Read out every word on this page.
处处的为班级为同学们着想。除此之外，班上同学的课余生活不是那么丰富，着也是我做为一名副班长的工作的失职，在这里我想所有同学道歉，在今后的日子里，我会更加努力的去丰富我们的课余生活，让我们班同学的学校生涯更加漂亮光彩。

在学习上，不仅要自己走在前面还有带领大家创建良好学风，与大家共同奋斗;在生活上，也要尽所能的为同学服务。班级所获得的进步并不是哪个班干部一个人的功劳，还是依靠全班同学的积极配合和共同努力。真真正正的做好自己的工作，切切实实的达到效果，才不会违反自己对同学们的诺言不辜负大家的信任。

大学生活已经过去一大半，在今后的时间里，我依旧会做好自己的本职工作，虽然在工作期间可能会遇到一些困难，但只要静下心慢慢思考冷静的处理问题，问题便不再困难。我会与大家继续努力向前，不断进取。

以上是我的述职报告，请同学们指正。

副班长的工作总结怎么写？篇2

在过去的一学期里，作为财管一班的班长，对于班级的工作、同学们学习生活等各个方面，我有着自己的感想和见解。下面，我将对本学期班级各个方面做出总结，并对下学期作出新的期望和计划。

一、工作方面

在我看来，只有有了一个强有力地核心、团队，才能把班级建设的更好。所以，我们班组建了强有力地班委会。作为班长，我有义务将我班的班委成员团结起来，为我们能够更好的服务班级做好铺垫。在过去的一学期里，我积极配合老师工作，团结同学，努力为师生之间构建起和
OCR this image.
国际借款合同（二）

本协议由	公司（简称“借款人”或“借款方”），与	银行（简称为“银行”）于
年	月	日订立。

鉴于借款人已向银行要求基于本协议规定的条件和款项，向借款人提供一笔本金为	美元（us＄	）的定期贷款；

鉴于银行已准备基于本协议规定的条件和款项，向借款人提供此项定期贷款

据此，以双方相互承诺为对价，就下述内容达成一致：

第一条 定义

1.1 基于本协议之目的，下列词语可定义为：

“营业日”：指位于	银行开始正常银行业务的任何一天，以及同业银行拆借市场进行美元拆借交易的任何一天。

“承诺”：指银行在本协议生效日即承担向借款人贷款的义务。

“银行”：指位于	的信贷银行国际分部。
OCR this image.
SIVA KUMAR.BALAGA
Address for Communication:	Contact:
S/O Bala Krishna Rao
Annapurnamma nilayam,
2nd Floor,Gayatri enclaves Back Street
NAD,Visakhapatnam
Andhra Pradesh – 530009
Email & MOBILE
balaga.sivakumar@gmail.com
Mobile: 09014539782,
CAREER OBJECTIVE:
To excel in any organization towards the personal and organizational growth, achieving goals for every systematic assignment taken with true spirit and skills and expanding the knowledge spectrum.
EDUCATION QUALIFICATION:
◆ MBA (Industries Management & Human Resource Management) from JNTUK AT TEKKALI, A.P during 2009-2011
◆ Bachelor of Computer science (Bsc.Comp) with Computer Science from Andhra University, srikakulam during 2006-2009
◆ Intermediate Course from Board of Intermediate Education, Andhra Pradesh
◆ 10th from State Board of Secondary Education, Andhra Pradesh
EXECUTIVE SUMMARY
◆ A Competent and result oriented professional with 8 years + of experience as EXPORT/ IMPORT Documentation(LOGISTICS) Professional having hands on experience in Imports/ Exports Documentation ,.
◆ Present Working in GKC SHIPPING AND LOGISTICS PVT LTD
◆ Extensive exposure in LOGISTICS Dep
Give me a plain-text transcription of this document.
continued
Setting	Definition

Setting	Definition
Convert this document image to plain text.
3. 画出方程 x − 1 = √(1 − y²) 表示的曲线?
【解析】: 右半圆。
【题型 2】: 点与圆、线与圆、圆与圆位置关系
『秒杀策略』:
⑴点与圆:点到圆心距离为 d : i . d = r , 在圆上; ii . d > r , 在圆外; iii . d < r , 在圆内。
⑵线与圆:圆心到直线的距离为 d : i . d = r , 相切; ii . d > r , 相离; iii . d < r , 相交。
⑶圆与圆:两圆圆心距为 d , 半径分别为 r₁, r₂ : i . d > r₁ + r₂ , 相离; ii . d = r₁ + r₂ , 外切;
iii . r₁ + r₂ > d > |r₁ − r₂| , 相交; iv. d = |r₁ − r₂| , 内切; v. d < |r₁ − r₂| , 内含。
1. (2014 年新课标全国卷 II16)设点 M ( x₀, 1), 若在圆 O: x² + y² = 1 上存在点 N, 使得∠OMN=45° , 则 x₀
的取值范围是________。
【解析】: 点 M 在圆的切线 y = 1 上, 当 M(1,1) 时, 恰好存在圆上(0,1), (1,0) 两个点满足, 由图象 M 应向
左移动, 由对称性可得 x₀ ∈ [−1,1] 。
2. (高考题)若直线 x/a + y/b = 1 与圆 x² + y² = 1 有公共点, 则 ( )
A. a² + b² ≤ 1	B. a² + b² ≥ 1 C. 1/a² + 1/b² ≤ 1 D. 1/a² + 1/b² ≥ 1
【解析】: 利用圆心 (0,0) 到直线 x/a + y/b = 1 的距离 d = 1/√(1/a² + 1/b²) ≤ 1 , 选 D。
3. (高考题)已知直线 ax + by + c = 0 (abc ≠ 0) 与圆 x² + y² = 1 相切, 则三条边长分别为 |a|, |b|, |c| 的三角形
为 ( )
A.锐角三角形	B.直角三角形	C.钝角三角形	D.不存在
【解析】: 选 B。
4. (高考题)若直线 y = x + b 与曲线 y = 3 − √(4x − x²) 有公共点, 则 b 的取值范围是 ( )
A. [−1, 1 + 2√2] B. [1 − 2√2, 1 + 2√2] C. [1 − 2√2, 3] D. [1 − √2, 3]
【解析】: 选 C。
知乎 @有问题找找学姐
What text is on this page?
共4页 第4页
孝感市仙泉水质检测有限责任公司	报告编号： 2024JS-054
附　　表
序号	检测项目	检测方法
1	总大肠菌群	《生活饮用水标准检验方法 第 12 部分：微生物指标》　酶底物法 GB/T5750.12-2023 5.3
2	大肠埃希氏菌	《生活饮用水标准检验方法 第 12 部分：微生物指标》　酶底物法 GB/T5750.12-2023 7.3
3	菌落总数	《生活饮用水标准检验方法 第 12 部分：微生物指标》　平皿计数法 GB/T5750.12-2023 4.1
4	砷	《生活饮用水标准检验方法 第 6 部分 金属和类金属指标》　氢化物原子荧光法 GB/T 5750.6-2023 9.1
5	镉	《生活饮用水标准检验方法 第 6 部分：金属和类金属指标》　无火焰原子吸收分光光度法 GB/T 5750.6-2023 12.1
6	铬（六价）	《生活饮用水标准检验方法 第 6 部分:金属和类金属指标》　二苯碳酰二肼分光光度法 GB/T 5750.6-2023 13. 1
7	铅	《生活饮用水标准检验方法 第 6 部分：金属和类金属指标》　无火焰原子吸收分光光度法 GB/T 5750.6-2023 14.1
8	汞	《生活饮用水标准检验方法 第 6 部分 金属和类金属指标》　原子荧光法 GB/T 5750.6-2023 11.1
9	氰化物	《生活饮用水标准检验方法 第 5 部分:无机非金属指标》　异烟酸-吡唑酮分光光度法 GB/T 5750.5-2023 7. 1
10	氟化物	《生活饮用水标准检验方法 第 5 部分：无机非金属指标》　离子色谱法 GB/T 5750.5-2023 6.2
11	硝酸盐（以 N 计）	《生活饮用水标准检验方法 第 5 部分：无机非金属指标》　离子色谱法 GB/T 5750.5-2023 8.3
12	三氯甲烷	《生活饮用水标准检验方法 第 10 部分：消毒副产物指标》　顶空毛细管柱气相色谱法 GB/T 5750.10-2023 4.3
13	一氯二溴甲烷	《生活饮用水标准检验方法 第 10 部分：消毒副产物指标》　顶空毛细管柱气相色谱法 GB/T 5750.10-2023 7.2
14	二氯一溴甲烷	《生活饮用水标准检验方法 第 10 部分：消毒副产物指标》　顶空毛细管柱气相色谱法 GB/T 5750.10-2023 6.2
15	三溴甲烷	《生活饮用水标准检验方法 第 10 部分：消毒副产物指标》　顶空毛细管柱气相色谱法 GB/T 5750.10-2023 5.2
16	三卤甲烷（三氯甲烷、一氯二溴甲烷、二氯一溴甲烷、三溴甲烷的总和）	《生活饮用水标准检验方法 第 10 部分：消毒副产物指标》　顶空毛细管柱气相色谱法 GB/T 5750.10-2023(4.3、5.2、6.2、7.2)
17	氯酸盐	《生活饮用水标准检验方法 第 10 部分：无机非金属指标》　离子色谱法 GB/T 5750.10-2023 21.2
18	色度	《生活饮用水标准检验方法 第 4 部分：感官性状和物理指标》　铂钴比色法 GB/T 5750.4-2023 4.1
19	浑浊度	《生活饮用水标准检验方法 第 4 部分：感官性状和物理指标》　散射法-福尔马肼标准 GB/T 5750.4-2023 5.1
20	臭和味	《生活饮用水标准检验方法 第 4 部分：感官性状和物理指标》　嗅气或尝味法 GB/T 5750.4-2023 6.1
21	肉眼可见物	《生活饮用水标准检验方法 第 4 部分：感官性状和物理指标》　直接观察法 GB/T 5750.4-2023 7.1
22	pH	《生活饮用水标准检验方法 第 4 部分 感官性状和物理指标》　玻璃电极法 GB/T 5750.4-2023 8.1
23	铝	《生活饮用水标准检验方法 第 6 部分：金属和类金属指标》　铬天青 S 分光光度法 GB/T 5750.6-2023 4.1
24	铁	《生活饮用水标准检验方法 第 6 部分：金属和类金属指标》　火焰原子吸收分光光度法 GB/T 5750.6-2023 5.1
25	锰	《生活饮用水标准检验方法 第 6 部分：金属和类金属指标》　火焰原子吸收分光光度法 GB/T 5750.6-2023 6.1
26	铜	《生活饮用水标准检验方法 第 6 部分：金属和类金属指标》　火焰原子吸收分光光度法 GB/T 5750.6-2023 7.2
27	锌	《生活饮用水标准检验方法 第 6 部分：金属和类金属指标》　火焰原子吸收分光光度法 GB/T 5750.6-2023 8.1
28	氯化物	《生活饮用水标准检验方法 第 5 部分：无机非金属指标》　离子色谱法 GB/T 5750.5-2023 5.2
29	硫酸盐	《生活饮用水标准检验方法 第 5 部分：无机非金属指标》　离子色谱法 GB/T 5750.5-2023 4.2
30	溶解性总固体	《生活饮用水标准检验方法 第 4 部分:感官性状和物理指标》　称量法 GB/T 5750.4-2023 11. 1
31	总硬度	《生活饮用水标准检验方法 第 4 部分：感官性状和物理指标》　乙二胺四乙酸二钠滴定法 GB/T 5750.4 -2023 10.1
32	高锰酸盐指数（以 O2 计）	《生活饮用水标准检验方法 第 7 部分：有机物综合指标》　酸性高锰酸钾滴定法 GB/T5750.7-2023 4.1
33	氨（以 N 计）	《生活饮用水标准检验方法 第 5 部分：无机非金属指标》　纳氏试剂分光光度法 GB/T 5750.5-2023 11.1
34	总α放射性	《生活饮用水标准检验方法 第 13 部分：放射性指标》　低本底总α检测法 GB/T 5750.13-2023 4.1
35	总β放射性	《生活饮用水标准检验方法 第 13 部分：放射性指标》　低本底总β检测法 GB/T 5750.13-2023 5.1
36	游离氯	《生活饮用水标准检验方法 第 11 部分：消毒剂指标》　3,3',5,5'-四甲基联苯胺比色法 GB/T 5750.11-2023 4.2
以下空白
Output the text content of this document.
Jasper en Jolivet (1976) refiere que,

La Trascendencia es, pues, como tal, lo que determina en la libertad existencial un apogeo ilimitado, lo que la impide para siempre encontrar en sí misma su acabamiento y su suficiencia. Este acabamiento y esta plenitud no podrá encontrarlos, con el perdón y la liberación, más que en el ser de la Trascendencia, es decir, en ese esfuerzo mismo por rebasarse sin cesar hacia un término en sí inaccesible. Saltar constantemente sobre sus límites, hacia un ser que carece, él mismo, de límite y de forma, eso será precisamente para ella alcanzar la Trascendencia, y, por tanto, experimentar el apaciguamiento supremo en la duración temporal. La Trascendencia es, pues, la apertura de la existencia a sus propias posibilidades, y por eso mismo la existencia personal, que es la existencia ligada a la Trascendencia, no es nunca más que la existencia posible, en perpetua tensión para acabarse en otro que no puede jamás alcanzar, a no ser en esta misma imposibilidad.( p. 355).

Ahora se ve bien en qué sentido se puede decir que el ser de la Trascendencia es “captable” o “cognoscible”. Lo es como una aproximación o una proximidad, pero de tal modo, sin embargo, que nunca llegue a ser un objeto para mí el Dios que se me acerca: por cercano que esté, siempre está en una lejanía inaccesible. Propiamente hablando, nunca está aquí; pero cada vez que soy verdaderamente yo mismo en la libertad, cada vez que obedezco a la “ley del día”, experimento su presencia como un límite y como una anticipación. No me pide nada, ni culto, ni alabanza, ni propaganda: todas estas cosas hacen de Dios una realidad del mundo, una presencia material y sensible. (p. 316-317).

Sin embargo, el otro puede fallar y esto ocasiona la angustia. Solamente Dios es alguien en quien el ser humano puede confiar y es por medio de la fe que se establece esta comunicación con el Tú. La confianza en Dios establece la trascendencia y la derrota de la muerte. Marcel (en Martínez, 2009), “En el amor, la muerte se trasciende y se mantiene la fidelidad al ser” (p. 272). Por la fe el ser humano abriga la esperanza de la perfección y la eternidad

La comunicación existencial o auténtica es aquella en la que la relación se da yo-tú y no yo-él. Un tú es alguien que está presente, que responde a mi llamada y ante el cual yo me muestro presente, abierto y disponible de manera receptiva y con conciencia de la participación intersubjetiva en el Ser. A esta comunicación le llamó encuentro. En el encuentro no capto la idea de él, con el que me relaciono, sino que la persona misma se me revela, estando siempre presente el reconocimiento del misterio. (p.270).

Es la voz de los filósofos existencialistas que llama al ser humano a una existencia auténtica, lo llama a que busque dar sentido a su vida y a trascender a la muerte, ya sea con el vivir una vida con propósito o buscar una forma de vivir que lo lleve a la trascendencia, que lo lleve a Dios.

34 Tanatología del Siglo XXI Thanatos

--------------------

Task objective.
Gather all lines where the word "Board" appears.

Written solution.
◆ Intermediate Course from Board of Intermediate Education, Andhra Pradesh
◆ 10th from State Board of Secondary Education, Andhra Pradesh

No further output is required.